▶ **Task objective**: Copy every line that mentions the word "title".

▶ **Records for this exercise**:

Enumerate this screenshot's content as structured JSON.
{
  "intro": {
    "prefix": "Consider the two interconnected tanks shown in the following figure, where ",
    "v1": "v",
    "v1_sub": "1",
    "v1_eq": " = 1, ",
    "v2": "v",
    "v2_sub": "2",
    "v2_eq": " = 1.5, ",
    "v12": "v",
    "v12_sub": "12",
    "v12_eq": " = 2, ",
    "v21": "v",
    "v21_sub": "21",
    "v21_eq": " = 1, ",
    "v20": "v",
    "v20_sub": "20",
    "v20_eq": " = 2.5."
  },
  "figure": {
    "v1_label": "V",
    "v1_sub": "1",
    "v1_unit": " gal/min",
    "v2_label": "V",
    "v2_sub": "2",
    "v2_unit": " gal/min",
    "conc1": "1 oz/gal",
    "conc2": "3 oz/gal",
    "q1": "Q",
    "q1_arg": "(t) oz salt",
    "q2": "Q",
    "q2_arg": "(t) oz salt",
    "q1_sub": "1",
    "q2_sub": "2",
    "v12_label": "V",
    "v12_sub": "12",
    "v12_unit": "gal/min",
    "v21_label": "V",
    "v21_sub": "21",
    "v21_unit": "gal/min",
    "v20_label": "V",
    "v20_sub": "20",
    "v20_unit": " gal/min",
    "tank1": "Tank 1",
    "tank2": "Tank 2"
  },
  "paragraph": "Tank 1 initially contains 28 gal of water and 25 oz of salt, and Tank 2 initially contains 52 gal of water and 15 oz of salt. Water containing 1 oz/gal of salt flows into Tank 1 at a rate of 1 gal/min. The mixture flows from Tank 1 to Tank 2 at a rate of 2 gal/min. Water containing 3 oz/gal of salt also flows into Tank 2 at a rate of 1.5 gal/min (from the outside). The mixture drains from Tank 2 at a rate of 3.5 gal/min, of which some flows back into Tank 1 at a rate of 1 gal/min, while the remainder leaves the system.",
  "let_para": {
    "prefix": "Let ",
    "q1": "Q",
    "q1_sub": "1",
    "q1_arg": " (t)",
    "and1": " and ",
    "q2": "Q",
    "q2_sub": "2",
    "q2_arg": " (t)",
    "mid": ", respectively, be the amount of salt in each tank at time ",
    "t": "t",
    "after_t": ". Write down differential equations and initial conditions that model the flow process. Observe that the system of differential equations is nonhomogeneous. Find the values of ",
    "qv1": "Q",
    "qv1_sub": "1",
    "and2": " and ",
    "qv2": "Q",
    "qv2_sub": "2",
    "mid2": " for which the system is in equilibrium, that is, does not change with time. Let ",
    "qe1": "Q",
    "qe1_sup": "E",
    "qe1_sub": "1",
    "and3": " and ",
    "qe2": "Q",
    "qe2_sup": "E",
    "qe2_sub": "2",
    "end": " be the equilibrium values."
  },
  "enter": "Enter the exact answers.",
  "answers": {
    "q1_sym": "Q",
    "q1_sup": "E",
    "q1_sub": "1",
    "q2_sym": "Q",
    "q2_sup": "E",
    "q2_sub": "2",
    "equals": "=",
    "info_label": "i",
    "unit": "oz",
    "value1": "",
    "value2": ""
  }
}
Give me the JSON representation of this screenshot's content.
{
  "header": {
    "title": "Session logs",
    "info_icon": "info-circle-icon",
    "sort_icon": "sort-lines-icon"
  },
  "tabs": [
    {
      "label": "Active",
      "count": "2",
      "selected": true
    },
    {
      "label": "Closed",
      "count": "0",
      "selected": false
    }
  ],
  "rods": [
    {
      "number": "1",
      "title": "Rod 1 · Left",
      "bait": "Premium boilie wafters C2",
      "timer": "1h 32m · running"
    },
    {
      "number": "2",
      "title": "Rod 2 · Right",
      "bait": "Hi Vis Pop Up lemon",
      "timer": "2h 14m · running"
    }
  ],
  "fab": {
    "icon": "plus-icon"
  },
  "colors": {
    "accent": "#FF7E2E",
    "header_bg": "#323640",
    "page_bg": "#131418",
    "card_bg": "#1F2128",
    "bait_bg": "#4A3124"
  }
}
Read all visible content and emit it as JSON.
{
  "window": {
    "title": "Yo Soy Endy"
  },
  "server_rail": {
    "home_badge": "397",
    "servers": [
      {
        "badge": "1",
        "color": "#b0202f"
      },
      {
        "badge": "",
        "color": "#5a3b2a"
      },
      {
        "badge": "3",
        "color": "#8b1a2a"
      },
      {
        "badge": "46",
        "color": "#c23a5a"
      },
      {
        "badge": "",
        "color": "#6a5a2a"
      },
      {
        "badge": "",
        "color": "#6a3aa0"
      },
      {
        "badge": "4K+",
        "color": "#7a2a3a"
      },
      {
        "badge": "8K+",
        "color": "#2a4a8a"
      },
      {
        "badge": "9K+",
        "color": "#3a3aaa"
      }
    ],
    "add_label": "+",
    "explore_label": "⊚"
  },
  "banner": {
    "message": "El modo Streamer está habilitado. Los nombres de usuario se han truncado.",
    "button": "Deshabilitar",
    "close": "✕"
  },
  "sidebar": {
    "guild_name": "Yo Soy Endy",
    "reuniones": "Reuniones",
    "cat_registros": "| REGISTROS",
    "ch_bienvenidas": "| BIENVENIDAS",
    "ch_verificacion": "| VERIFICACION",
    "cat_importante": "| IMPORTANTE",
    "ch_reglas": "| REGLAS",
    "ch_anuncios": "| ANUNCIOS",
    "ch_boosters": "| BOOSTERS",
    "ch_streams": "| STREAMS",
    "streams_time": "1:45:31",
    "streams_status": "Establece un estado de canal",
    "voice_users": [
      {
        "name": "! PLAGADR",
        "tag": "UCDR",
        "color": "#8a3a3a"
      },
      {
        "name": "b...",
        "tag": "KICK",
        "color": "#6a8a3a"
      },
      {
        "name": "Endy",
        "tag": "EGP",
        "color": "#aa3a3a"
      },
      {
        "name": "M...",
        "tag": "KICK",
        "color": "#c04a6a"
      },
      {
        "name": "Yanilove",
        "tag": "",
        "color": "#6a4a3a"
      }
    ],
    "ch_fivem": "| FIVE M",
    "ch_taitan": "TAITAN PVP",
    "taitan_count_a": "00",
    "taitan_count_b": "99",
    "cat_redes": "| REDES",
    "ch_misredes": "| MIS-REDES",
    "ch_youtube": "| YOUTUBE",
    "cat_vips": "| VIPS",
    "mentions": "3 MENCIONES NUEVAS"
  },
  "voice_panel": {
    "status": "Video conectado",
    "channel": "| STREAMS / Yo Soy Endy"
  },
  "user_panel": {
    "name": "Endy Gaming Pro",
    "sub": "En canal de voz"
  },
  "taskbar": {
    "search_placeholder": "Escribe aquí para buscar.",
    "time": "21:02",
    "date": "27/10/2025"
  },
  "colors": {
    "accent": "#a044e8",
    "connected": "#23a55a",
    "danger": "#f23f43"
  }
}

▶ **Task output**:
    "title": "Session logs",
      "title": "Rod 1 · Left",
      "title": "Rod 2 · Right",
    "title": "Yo Soy Endy"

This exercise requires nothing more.